*Some records*.
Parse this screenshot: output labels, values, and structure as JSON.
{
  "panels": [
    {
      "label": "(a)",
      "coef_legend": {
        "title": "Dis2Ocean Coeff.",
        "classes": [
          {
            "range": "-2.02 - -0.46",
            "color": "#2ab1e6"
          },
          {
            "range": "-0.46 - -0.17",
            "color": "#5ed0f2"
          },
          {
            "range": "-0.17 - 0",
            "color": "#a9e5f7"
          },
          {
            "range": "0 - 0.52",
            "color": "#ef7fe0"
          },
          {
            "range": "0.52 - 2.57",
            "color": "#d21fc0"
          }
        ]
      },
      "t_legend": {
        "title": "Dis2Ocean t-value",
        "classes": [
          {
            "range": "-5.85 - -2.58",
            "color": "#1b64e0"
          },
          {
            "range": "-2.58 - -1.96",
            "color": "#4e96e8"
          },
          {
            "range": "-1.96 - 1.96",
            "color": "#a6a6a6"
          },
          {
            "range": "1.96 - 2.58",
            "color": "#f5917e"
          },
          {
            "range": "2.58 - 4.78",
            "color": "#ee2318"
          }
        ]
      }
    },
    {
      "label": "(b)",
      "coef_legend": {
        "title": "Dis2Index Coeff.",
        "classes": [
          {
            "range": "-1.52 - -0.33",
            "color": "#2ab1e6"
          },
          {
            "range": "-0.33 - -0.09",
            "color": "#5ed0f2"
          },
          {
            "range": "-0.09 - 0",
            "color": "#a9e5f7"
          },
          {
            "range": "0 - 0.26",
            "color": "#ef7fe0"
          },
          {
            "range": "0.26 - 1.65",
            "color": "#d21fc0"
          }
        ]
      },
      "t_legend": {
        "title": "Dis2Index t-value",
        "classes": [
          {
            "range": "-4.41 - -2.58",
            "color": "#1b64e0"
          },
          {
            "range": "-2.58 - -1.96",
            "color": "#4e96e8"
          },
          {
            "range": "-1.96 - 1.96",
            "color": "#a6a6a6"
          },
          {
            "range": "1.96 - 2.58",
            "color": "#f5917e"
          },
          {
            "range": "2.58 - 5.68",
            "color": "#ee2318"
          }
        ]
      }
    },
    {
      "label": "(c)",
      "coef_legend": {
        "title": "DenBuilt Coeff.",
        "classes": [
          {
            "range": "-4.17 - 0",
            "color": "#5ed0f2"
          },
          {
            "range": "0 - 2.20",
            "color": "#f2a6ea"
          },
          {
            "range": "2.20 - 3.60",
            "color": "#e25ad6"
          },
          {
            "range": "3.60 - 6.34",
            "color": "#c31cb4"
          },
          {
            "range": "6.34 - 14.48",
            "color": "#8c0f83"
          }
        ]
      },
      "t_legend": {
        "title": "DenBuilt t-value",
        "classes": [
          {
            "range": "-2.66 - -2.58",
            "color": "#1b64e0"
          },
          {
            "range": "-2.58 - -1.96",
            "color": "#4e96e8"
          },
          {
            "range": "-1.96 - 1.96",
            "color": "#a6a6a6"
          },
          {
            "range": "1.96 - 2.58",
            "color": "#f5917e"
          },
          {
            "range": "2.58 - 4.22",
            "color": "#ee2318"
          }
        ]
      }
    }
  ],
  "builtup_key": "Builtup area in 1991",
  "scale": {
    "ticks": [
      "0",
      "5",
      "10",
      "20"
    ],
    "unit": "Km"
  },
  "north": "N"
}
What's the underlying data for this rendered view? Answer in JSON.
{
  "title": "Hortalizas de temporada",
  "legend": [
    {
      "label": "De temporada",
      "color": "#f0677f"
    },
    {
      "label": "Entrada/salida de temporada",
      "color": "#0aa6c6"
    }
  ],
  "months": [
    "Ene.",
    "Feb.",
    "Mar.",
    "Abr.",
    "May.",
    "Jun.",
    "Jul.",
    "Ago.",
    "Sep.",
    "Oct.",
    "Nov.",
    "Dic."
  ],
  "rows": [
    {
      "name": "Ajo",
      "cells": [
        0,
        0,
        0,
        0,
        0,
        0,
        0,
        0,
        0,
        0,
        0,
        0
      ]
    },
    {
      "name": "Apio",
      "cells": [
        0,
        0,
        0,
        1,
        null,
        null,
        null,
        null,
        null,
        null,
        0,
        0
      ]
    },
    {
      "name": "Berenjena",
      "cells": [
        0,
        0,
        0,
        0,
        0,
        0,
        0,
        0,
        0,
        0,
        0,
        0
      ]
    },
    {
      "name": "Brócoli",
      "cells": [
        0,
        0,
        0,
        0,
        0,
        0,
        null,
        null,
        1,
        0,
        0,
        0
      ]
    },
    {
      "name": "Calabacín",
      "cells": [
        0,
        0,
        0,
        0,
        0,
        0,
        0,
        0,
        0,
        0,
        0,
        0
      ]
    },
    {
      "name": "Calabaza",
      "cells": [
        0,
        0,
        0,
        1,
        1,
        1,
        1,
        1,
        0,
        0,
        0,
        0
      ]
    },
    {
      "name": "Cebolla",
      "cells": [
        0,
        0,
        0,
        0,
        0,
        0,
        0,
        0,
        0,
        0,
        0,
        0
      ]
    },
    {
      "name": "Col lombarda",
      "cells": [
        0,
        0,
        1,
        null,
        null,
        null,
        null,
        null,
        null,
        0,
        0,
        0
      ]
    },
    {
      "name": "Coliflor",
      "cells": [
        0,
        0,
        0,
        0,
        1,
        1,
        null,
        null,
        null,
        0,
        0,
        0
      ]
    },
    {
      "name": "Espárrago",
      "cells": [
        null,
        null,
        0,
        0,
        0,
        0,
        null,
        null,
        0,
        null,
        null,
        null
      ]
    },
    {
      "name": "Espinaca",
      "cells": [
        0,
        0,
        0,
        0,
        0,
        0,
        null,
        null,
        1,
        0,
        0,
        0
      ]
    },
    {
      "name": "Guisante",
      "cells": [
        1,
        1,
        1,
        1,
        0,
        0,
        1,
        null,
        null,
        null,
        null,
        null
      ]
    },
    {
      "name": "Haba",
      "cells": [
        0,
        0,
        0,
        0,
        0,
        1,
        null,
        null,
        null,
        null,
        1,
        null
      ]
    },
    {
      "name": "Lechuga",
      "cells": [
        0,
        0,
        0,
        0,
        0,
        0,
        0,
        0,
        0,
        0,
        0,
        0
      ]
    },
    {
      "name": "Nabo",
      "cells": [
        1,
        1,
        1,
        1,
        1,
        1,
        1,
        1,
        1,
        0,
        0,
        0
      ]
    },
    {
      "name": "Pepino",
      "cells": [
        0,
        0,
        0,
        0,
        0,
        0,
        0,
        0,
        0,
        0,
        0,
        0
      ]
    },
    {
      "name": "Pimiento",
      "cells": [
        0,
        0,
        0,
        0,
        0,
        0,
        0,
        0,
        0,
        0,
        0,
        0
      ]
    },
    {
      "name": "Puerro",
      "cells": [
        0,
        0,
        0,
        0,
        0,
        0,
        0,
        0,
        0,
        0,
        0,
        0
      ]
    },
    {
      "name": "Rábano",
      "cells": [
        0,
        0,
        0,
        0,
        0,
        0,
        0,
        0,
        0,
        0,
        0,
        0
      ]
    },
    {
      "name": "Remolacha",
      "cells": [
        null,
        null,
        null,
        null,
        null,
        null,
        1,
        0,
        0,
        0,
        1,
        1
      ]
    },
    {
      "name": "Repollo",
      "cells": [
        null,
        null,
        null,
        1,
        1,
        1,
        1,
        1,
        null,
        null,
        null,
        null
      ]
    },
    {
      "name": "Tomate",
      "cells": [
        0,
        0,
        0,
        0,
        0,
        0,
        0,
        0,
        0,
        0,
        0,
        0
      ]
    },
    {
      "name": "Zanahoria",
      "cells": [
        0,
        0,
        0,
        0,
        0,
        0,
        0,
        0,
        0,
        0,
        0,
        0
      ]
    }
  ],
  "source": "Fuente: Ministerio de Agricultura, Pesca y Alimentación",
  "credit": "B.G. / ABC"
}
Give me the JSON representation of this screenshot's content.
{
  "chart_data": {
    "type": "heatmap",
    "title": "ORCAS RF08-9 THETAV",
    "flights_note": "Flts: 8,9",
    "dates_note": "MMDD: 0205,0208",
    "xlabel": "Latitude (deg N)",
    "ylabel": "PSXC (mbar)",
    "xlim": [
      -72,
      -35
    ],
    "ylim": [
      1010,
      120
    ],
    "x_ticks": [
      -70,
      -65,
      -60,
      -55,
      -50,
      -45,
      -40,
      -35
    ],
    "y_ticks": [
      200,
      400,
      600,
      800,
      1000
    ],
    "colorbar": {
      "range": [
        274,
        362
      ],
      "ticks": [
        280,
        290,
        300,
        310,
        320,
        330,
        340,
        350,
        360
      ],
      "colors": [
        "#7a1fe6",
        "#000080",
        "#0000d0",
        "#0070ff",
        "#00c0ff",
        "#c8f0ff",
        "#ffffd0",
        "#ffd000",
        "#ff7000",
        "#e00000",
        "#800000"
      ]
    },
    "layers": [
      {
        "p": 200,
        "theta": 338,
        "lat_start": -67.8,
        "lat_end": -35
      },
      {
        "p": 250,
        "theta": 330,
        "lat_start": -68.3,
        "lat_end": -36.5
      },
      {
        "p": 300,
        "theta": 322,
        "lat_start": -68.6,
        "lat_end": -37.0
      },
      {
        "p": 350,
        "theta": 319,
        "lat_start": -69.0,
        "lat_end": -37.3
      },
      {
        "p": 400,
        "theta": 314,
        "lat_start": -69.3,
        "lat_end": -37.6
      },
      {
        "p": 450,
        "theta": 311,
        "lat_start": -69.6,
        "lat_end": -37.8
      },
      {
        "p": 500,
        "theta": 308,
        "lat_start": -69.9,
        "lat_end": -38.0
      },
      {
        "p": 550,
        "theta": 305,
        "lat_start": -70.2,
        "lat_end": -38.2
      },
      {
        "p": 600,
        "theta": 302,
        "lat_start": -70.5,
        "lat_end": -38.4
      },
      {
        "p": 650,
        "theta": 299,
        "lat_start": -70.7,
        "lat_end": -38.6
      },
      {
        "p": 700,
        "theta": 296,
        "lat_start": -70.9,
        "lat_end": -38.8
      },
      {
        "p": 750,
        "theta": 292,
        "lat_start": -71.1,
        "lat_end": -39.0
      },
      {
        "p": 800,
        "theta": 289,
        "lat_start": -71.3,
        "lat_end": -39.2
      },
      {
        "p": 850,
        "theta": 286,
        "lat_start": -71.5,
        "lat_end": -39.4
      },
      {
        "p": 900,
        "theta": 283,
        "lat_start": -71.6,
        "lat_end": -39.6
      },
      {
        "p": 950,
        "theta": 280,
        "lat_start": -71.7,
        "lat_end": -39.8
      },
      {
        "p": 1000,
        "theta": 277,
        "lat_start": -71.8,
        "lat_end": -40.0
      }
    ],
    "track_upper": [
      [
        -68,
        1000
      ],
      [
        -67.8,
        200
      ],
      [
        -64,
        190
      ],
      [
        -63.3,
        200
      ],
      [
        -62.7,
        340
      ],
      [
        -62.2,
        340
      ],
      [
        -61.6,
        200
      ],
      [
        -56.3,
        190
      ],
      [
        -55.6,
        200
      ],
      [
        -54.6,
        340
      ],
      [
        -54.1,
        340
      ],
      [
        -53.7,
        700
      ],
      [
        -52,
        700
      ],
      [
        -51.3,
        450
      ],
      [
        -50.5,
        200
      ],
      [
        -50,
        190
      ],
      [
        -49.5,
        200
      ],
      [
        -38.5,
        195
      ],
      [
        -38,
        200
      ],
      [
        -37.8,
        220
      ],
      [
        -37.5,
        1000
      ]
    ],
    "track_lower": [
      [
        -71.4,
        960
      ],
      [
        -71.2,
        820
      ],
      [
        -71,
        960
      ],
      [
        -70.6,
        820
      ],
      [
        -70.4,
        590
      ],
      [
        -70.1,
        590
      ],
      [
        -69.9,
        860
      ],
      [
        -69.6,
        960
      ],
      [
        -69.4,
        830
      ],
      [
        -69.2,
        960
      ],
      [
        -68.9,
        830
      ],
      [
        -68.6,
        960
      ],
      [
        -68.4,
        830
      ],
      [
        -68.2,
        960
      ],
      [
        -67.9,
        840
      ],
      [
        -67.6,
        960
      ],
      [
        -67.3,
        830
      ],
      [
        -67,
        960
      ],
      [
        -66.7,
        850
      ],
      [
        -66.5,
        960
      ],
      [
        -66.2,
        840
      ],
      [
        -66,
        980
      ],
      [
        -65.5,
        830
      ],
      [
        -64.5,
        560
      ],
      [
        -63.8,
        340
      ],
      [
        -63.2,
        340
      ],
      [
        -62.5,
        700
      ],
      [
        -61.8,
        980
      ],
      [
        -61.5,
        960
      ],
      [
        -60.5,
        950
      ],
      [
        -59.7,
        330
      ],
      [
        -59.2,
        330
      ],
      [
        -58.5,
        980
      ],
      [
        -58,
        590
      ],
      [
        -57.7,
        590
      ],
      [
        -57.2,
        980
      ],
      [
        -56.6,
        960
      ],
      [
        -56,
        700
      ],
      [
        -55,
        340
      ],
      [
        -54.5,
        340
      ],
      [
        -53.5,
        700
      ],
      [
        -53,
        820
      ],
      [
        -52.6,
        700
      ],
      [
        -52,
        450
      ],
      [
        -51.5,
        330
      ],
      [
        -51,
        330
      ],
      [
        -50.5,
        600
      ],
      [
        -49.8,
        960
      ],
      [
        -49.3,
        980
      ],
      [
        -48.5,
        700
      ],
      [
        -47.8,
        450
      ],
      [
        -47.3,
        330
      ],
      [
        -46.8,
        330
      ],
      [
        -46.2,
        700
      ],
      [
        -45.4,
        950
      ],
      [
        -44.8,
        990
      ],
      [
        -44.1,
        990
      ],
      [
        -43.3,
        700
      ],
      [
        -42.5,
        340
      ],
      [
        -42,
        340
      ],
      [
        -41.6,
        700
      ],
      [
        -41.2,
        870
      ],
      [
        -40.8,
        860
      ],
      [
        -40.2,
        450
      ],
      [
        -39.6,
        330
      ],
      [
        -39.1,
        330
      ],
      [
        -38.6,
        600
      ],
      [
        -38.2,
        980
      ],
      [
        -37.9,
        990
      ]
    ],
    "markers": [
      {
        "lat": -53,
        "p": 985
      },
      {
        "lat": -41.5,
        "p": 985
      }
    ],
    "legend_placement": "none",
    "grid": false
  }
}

*Task directions*. Every line of the records that includes the word "this" should be gathered.

*Written solution*.
Parse this screenshot: output labels, values, and structure as JSON.
What's the underlying data for this rendered view? Answer in JSON.
Give me the JSON representation of this screenshot's content.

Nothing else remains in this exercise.